Work to complete ▸ Your task is to quote the material that follows, in full and exactly.

----------------------------------------

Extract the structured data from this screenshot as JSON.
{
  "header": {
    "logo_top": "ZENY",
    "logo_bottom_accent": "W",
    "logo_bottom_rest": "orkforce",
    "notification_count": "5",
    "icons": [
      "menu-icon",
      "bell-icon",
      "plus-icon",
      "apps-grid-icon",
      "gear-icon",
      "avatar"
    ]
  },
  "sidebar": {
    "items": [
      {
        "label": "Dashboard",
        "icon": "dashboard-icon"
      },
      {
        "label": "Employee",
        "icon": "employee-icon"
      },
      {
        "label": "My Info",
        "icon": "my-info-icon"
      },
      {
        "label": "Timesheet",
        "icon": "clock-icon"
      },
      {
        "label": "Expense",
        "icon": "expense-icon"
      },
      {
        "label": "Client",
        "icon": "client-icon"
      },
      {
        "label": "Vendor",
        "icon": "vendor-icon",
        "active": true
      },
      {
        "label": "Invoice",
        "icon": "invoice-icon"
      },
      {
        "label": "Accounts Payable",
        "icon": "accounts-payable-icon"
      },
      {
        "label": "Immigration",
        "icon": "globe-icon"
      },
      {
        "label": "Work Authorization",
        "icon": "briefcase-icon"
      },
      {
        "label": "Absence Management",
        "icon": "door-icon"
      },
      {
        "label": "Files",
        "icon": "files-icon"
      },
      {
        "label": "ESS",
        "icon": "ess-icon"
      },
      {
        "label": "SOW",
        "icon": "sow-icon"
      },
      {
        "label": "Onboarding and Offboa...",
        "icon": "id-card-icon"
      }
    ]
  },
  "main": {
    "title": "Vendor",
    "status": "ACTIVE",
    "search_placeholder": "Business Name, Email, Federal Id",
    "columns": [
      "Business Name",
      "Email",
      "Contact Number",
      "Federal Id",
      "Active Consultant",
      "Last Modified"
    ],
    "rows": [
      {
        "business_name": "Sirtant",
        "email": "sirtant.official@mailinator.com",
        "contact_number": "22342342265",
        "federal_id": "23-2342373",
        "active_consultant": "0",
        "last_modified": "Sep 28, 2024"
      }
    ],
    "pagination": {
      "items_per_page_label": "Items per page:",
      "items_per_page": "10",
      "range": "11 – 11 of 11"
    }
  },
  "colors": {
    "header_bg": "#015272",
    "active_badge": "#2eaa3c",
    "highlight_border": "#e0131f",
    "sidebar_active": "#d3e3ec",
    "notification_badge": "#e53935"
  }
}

----------------------------------------

Completed exercise ▸
Extract the structured data from this screenshot as JSON.
{
  "header": {
    "logo_top": "ZENY",
    "logo_bottom_accent": "W",
    "logo_bottom_rest": "orkforce",
    "notification_count": "5",
    "icons": [
      "menu-icon",
      "bell-icon",
      "plus-icon",
      "apps-grid-icon",
      "gear-icon",
      "avatar"
    ]
  },
  "sidebar": {
    "items": [
      {
        "label": "Dashboard",
        "icon": "dashboard-icon"
      },
      {
        "label": "Employee",
        "icon": "employee-icon"
      },
      {
        "label": "My Info",
        "icon": "my-info-icon"
      },
      {
        "label": "Timesheet",
        "icon": "clock-icon"
      },
      {
        "label": "Expense",
        "icon": "expense-icon"
      },
      {
        "label": "Client",
        "icon": "client-icon"
      },
      {
        "label": "Vendor",
        "icon": "vendor-icon",
        "active": true
      },
      {
        "label": "Invoice",
        "icon": "invoice-icon"
      },
      {
        "label": "Accounts Payable",
        "icon": "accounts-payable-icon"
      },
      {
        "label": "Immigration",
        "icon": "globe-icon"
      },
      {
        "label": "Work Authorization",
        "icon": "briefcase-icon"
      },
      {
        "label": "Absence Management",
        "icon": "door-icon"
      },
      {
        "label": "Files",
        "icon": "files-icon"
      },
      {
        "label": "ESS",
        "icon": "ess-icon"
      },
      {
        "label": "SOW",
        "icon": "sow-icon"
      },
      {
        "label": "Onboarding and Offboa...",
        "icon": "id-card-icon"
      }
    ]
  },
  "main": {
    "title": "Vendor",
    "status": "ACTIVE",
    "search_placeholder": "Business Name, Email, Federal Id",
    "columns": [
      "Business Name",
      "Email",
      "Contact Number",
      "Federal Id",
      "Active Consultant",
      "Last Modified"
    ],
    "rows": [
      {
        "business_name": "Sirtant",
        "email": "sirtant.official@mailinator.com",
        "contact_number": "22342342265",
        "federal_id": "23-2342373",
        "active_consultant": "0",
        "last_modified": "Sep 28, 2024"
      }
    ],
    "pagination": {
      "items_per_page_label": "Items per page:",
      "items_per_page": "10",
      "range": "11 – 11 of 11"
    }
  },
  "colors": {
    "header_bg": "#015272",
    "active_badge": "#2eaa3c",
    "highlight_border": "#e0131f",
    "sidebar_active": "#d3e3ec",
    "notification_badge": "#e53935"
  }
}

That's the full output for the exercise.